| Work to be completed |
Every line below should be copied exactly; drop the pictures.

| Excerpted records |

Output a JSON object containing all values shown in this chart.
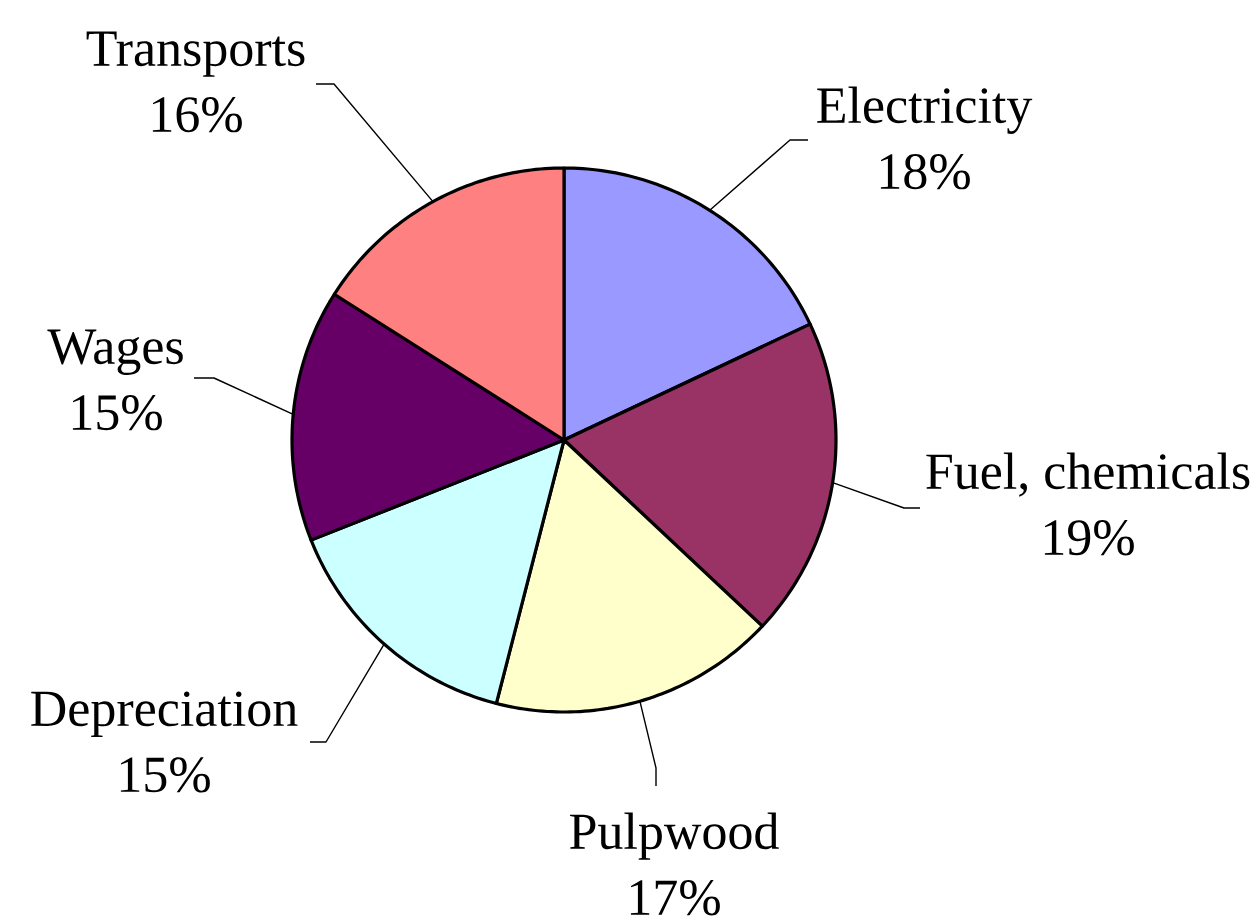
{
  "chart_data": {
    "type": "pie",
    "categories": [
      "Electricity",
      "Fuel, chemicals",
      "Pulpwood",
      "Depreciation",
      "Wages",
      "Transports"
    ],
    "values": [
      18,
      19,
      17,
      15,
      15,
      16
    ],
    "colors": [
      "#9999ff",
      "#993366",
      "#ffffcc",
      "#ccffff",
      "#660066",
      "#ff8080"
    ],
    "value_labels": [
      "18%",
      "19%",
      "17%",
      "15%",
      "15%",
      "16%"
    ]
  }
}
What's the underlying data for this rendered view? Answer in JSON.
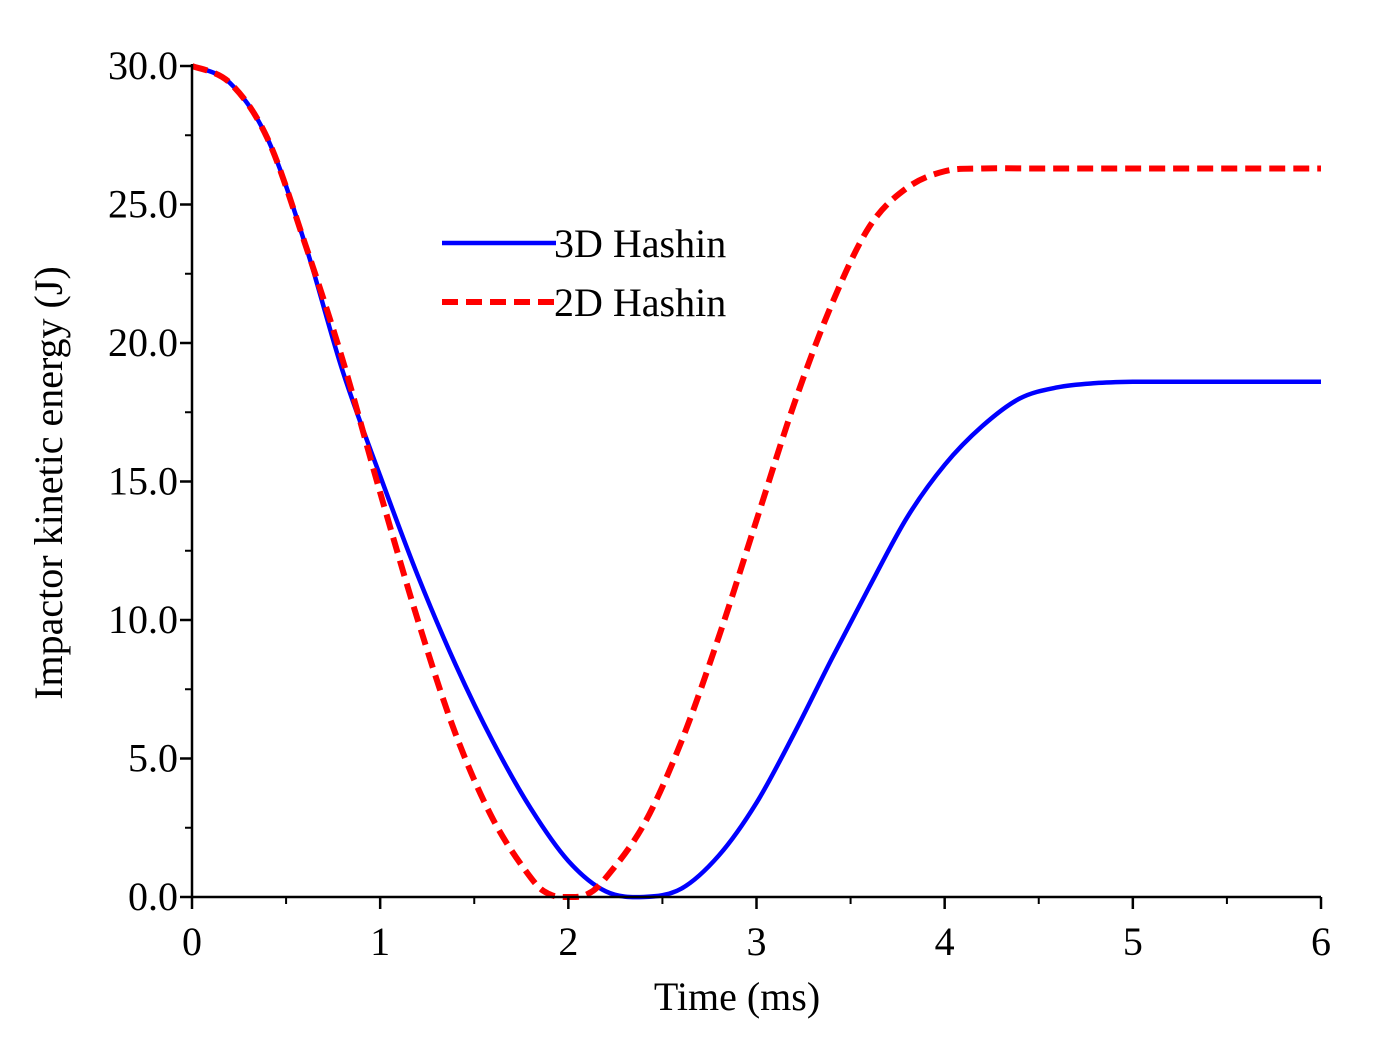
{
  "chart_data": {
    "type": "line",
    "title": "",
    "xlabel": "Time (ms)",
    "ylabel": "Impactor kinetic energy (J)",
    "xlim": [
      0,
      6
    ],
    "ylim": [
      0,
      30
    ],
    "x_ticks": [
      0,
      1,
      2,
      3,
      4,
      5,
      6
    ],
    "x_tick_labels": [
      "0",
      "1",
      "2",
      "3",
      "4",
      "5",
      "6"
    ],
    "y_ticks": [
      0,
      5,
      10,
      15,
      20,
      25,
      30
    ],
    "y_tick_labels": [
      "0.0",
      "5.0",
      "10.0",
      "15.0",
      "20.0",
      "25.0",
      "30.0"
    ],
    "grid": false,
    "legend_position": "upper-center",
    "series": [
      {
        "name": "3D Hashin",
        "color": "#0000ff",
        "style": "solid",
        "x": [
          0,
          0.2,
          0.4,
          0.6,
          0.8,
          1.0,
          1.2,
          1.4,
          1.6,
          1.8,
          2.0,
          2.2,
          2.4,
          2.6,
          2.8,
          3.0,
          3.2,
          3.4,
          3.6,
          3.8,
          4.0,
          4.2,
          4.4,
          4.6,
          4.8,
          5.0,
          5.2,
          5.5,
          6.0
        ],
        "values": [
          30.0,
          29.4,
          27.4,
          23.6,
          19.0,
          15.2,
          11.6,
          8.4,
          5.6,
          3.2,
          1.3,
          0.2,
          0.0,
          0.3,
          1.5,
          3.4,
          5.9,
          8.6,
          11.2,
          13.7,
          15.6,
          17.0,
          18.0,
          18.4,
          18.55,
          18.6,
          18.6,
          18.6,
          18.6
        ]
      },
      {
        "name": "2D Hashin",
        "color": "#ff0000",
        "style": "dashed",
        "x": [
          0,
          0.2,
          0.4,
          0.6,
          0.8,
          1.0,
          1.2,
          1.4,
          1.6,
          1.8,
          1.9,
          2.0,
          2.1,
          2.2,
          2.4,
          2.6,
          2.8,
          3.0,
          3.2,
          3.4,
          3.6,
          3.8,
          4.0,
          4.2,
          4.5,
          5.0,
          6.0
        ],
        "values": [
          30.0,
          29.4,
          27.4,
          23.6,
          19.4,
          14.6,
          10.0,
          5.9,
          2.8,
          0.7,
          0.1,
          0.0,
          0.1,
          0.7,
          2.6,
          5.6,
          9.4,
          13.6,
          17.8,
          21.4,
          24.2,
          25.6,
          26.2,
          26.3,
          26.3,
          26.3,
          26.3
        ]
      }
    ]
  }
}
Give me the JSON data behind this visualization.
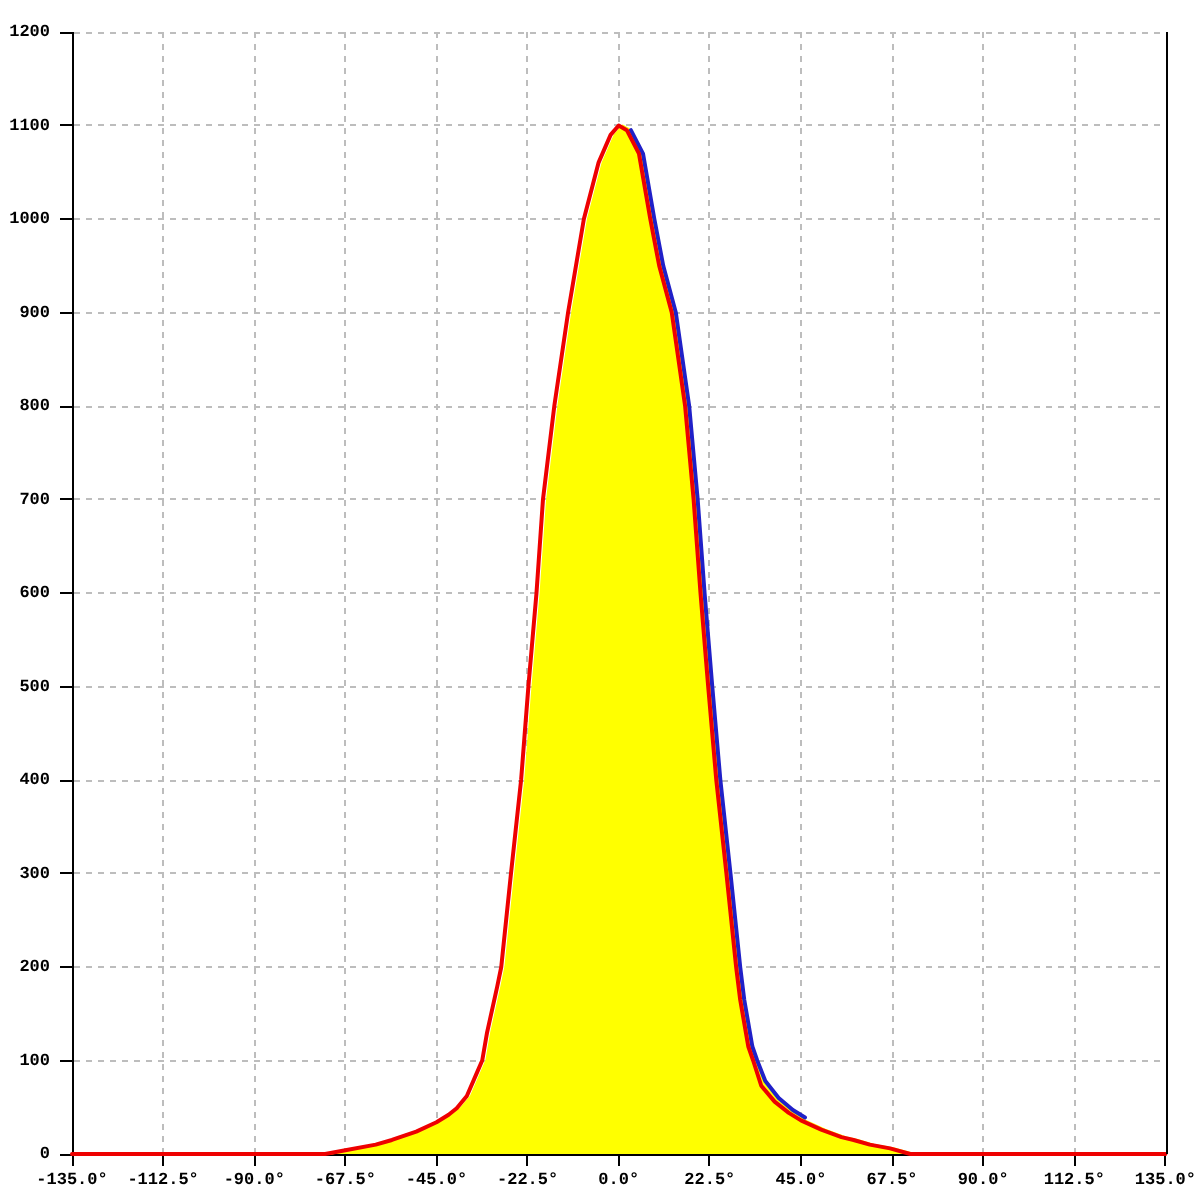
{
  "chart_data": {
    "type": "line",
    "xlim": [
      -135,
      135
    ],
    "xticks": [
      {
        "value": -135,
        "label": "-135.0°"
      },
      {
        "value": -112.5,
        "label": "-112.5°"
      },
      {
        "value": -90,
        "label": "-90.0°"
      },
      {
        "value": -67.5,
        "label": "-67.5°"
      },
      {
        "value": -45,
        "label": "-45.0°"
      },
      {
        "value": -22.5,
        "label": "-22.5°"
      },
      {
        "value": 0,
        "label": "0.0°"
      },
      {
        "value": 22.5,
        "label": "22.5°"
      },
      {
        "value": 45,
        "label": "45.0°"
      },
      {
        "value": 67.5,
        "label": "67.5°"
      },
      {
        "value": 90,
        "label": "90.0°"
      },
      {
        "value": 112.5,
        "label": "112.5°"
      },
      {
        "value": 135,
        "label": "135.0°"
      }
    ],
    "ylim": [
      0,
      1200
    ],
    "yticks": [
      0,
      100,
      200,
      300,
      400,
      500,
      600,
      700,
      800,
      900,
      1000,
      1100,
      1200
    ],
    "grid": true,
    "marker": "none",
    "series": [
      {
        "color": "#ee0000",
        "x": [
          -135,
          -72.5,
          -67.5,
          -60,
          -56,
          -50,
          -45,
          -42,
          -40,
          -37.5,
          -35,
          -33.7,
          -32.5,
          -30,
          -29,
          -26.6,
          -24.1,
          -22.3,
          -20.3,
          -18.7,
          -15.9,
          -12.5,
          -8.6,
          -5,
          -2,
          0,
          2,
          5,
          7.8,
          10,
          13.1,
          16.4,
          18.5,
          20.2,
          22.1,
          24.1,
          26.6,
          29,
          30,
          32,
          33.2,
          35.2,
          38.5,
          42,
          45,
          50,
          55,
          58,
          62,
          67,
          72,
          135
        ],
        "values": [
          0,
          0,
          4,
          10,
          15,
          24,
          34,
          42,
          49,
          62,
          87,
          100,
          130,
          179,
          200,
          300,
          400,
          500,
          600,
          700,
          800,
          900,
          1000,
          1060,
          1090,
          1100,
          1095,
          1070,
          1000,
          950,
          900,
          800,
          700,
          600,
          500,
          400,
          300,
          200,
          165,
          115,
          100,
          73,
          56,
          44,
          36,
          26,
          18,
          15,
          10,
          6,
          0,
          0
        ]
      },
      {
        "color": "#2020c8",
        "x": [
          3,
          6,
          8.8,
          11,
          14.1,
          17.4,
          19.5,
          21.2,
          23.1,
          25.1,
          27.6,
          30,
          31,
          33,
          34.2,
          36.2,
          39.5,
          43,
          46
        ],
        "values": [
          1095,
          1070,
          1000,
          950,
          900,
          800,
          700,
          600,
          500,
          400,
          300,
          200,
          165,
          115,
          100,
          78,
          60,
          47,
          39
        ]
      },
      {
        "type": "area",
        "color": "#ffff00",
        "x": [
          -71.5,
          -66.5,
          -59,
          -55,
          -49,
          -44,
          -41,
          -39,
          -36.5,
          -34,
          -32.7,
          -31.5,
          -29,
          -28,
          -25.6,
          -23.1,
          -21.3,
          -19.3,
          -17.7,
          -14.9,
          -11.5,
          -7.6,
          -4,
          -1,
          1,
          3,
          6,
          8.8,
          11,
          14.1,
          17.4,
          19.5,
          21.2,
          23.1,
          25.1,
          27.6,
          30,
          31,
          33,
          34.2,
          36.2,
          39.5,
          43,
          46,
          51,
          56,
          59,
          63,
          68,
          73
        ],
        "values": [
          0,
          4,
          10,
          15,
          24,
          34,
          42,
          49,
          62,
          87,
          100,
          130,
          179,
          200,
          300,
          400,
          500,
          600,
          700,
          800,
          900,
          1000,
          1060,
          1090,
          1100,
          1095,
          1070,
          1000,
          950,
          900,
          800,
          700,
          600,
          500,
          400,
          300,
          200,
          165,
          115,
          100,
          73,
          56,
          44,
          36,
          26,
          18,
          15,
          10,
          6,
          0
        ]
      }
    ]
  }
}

| Written response |
Output a JSON object containing all values shown in this chart.
{
  "chart_data": {
    "type": "pie",
    "categories": [
      "Electricity",
      "Fuel, chemicals",
      "Pulpwood",
      "Depreciation",
      "Wages",
      "Transports"
    ],
    "values": [
      18,
      19,
      17,
      15,
      15,
      16
    ],
    "colors": [
      "#9999ff",
      "#993366",
      "#ffffcc",
      "#ccffff",
      "#660066",
      "#ff8080"
    ],
    "value_labels": [
      "18%",
      "19%",
      "17%",
      "15%",
      "15%",
      "16%"
    ]
  }
}
What's the underlying data for this rendered view? Answer in JSON.
{
  "chart_data": {
    "type": "line",
    "title": "",
    "xlabel": "Time (ms)",
    "ylabel": "Impactor kinetic energy (J)",
    "xlim": [
      0,
      6
    ],
    "ylim": [
      0,
      30
    ],
    "x_ticks": [
      0,
      1,
      2,
      3,
      4,
      5,
      6
    ],
    "x_tick_labels": [
      "0",
      "1",
      "2",
      "3",
      "4",
      "5",
      "6"
    ],
    "y_ticks": [
      0,
      5,
      10,
      15,
      20,
      25,
      30
    ],
    "y_tick_labels": [
      "0.0",
      "5.0",
      "10.0",
      "15.0",
      "20.0",
      "25.0",
      "30.0"
    ],
    "grid": false,
    "legend_position": "upper-center",
    "series": [
      {
        "name": "3D Hashin",
        "color": "#0000ff",
        "style": "solid",
        "x": [
          0,
          0.2,
          0.4,
          0.6,
          0.8,
          1.0,
          1.2,
          1.4,
          1.6,
          1.8,
          2.0,
          2.2,
          2.4,
          2.6,
          2.8,
          3.0,
          3.2,
          3.4,
          3.6,
          3.8,
          4.0,
          4.2,
          4.4,
          4.6,
          4.8,
          5.0,
          5.2,
          5.5,
          6.0
        ],
        "values": [
          30.0,
          29.4,
          27.4,
          23.6,
          19.0,
          15.2,
          11.6,
          8.4,
          5.6,
          3.2,
          1.3,
          0.2,
          0.0,
          0.3,
          1.5,
          3.4,
          5.9,
          8.6,
          11.2,
          13.7,
          15.6,
          17.0,
          18.0,
          18.4,
          18.55,
          18.6,
          18.6,
          18.6,
          18.6
        ]
      },
      {
        "name": "2D Hashin",
        "color": "#ff0000",
        "style": "dashed",
        "x": [
          0,
          0.2,
          0.4,
          0.6,
          0.8,
          1.0,
          1.2,
          1.4,
          1.6,
          1.8,
          1.9,
          2.0,
          2.1,
          2.2,
          2.4,
          2.6,
          2.8,
          3.0,
          3.2,
          3.4,
          3.6,
          3.8,
          4.0,
          4.2,
          4.5,
          5.0,
          6.0
        ],
        "values": [
          30.0,
          29.4,
          27.4,
          23.6,
          19.4,
          14.6,
          10.0,
          5.9,
          2.8,
          0.7,
          0.1,
          0.0,
          0.1,
          0.7,
          2.6,
          5.6,
          9.4,
          13.6,
          17.8,
          21.4,
          24.2,
          25.6,
          26.2,
          26.3,
          26.3,
          26.3,
          26.3
        ]
      }
    ]
  }
}
Give me the JSON data behind this visualization.
{
  "chart_data": {
    "type": "line",
    "xlim": [
      -135,
      135
    ],
    "xticks": [
      {
        "value": -135,
        "label": "-135.0°"
      },
      {
        "value": -112.5,
        "label": "-112.5°"
      },
      {
        "value": -90,
        "label": "-90.0°"
      },
      {
        "value": -67.5,
        "label": "-67.5°"
      },
      {
        "value": -45,
        "label": "-45.0°"
      },
      {
        "value": -22.5,
        "label": "-22.5°"
      },
      {
        "value": 0,
        "label": "0.0°"
      },
      {
        "value": 22.5,
        "label": "22.5°"
      },
      {
        "value": 45,
        "label": "45.0°"
      },
      {
        "value": 67.5,
        "label": "67.5°"
      },
      {
        "value": 90,
        "label": "90.0°"
      },
      {
        "value": 112.5,
        "label": "112.5°"
      },
      {
        "value": 135,
        "label": "135.0°"
      }
    ],
    "ylim": [
      0,
      1200
    ],
    "yticks": [
      0,
      100,
      200,
      300,
      400,
      500,
      600,
      700,
      800,
      900,
      1000,
      1100,
      1200
    ],
    "grid": true,
    "marker": "none",
    "series": [
      {
        "color": "#ee0000",
        "x": [
          -135,
          -72.5,
          -67.5,
          -60,
          -56,
          -50,
          -45,
          -42,
          -40,
          -37.5,
          -35,
          -33.7,
          -32.5,
          -30,
          -29,
          -26.6,
          -24.1,
          -22.3,
          -20.3,
          -18.7,
          -15.9,
          -12.5,
          -8.6,
          -5,
          -2,
          0,
          2,
          5,
          7.8,
          10,
          13.1,
          16.4,
          18.5,
          20.2,
          22.1,
          24.1,
          26.6,
          29,
          30,
          32,
          33.2,
          35.2,
          38.5,
          42,
          45,
          50,
          55,
          58,
          62,
          67,
          72,
          135
        ],
        "values": [
          0,
          0,
          4,
          10,
          15,
          24,
          34,
          42,
          49,
          62,
          87,
          100,
          130,
          179,
          200,
          300,
          400,
          500,
          600,
          700,
          800,
          900,
          1000,
          1060,
          1090,
          1100,
          1095,
          1070,
          1000,
          950,
          900,
          800,
          700,
          600,
          500,
          400,
          300,
          200,
          165,
          115,
          100,
          73,
          56,
          44,
          36,
          26,
          18,
          15,
          10,
          6,
          0,
          0
        ]
      },
      {
        "color": "#2020c8",
        "x": [
          3,
          6,
          8.8,
          11,
          14.1,
          17.4,
          19.5,
          21.2,
          23.1,
          25.1,
          27.6,
          30,
          31,
          33,
          34.2,
          36.2,
          39.5,
          43,
          46
        ],
        "values": [
          1095,
          1070,
          1000,
          950,
          900,
          800,
          700,
          600,
          500,
          400,
          300,
          200,
          165,
          115,
          100,
          78,
          60,
          47,
          39
        ]
      },
      {
        "type": "area",
        "color": "#ffff00",
        "x": [
          -71.5,
          -66.5,
          -59,
          -55,
          -49,
          -44,
          -41,
          -39,
          -36.5,
          -34,
          -32.7,
          -31.5,
          -29,
          -28,
          -25.6,
          -23.1,
          -21.3,
          -19.3,
          -17.7,
          -14.9,
          -11.5,
          -7.6,
          -4,
          -1,
          1,
          3,
          6,
          8.8,
          11,
          14.1,
          17.4,
          19.5,
          21.2,
          23.1,
          25.1,
          27.6,
          30,
          31,
          33,
          34.2,
          36.2,
          39.5,
          43,
          46,
          51,
          56,
          59,
          63,
          68,
          73
        ],
        "values": [
          0,
          4,
          10,
          15,
          24,
          34,
          42,
          49,
          62,
          87,
          100,
          130,
          179,
          200,
          300,
          400,
          500,
          600,
          700,
          800,
          900,
          1000,
          1060,
          1090,
          1100,
          1095,
          1070,
          1000,
          950,
          900,
          800,
          700,
          600,
          500,
          400,
          300,
          200,
          165,
          115,
          100,
          73,
          56,
          44,
          36,
          26,
          18,
          15,
          10,
          6,
          0
        ]
      }
    ]
  }
}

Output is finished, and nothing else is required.